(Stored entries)
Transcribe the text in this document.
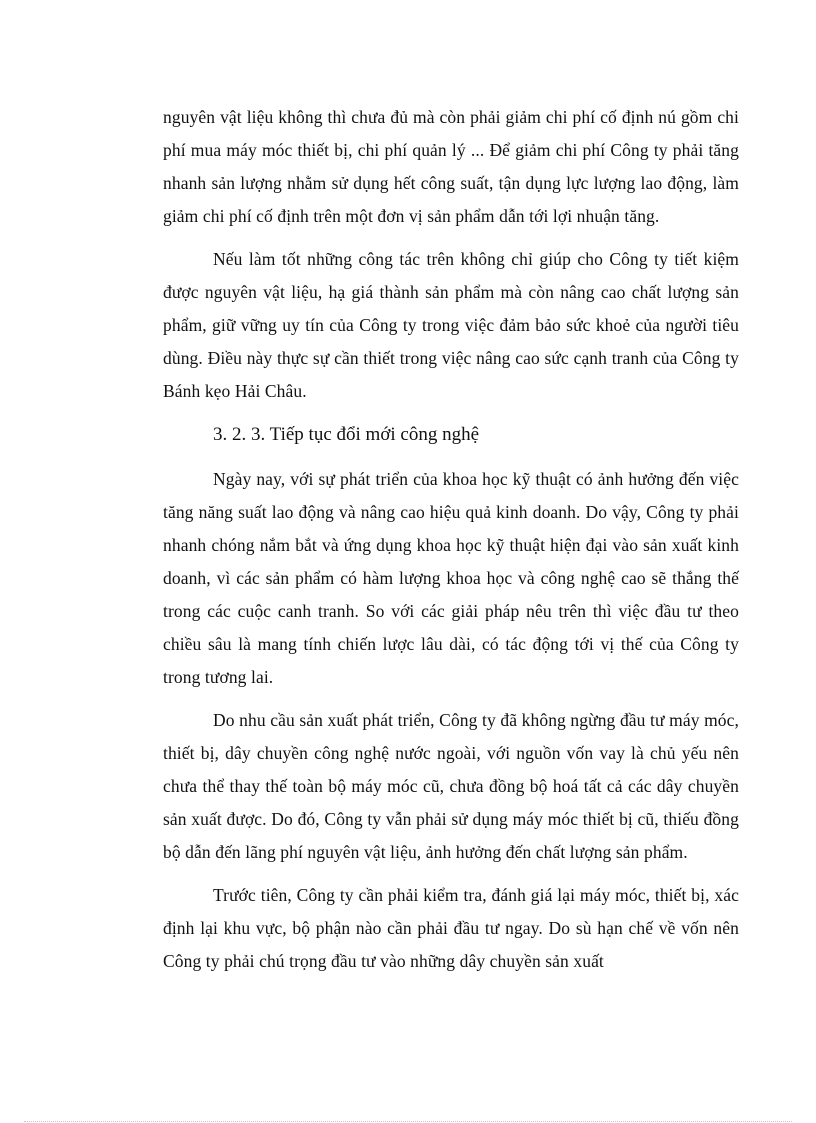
nguyên vật liệu không thì chưa đủ mà còn phải giảm chi phí cố định nú gồm chi phí mua máy móc thiết bị, chi phí quản lý ... Để giảm chi phí Công ty phải tăng nhanh sản lượng nhằm sử dụng hết công suất, tận dụng lực lượng lao động, làm giảm chi phí cố định trên một đơn vị sản phẩm dẫn tới lợi nhuận tăng.

Nếu làm tốt những công tác trên không chỉ giúp cho Công ty tiết kiệm được nguyên vật liệu, hạ giá thành sản phẩm mà còn nâng cao chất lượng sản phẩm, giữ vững uy tín của Công ty trong việc đảm bảo sức khoẻ của người tiêu dùng. Điều này thực sự cần thiết trong việc nâng cao sức cạnh tranh của Công ty Bánh kẹo Hải Châu.

3. 2. 3. Tiếp tục đổi mới công nghệ

Ngày nay, với sự phát triển của khoa học kỹ thuật có ảnh hưởng đến việc tăng năng suất lao động và nâng cao hiệu quả kinh doanh. Do vậy, Công ty phải nhanh chóng nắm bắt và ứng dụng khoa học kỹ thuật hiện đại vào sản xuất kinh doanh, vì các sản phẩm có hàm lượng khoa học và công nghệ cao sẽ thắng thế trong các cuộc canh tranh. So với các giải pháp nêu trên thì việc đầu tư theo chiều sâu là mang tính chiến lược lâu dài, có tác động tới vị thế của Công ty trong tương lai.

Do nhu cầu sản xuất phát triển, Công ty đã không ngừng đầu tư máy móc, thiết bị, dây chuyền công nghệ nước ngoài, với nguồn vốn vay là chủ yếu nên chưa thể thay thế toàn bộ máy móc cũ, chưa đồng bộ hoá tất cả các dây chuyền sản xuất được. Do đó, Công ty vẫn phải sử dụng máy móc thiết bị cũ, thiếu đồng bộ dẫn đến lãng phí nguyên vật liệu, ảnh hưởng đến chất lượng sản phẩm.

Trước tiên, Công ty cần phải kiểm tra, đánh giá lại máy móc, thiết bị, xác định lại khu vực, bộ phận nào cần phải đầu tư ngay. Do sù hạn chế về vốn nên Công ty phải chú trọng đầu tư vào những dây chuyền sản xuất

Aim of the task = Copy the records above exactly, leaving out every picture.

Correct result =
Transcribe the text in this document.
nguyên vật liệu không thì chưa đủ mà còn phải giảm chi phí cố định nú gồm chi phí mua máy móc thiết bị, chi phí quản lý ... Để giảm chi phí Công ty phải tăng nhanh sản lượng nhằm sử dụng hết công suất, tận dụng lực lượng lao động, làm giảm chi phí cố định trên một đơn vị sản phẩm dẫn tới lợi nhuận tăng.

Nếu làm tốt những công tác trên không chỉ giúp cho Công ty tiết kiệm được nguyên vật liệu, hạ giá thành sản phẩm mà còn nâng cao chất lượng sản phẩm, giữ vững uy tín của Công ty trong việc đảm bảo sức khoẻ của người tiêu dùng. Điều này thực sự cần thiết trong việc nâng cao sức cạnh tranh của Công ty Bánh kẹo Hải Châu.

3. 2. 3. Tiếp tục đổi mới công nghệ

Ngày nay, với sự phát triển của khoa học kỹ thuật có ảnh hưởng đến việc tăng năng suất lao động và nâng cao hiệu quả kinh doanh. Do vậy, Công ty phải nhanh chóng nắm bắt và ứng dụng khoa học kỹ thuật hiện đại vào sản xuất kinh doanh, vì các sản phẩm có hàm lượng khoa học và công nghệ cao sẽ thắng thế trong các cuộc canh tranh. So với các giải pháp nêu trên thì việc đầu tư theo chiều sâu là mang tính chiến lược lâu dài, có tác động tới vị thế của Công ty trong tương lai.

Do nhu cầu sản xuất phát triển, Công ty đã không ngừng đầu tư máy móc, thiết bị, dây chuyền công nghệ nước ngoài, với nguồn vốn vay là chủ yếu nên chưa thể thay thế toàn bộ máy móc cũ, chưa đồng bộ hoá tất cả các dây chuyền sản xuất được. Do đó, Công ty vẫn phải sử dụng máy móc thiết bị cũ, thiếu đồng bộ dẫn đến lãng phí nguyên vật liệu, ảnh hưởng đến chất lượng sản phẩm.

Trước tiên, Công ty cần phải kiểm tra, đánh giá lại máy móc, thiết bị, xác định lại khu vực, bộ phận nào cần phải đầu tư ngay. Do sù hạn chế về vốn nên Công ty phải chú trọng đầu tư vào những dây chuyền sản xuất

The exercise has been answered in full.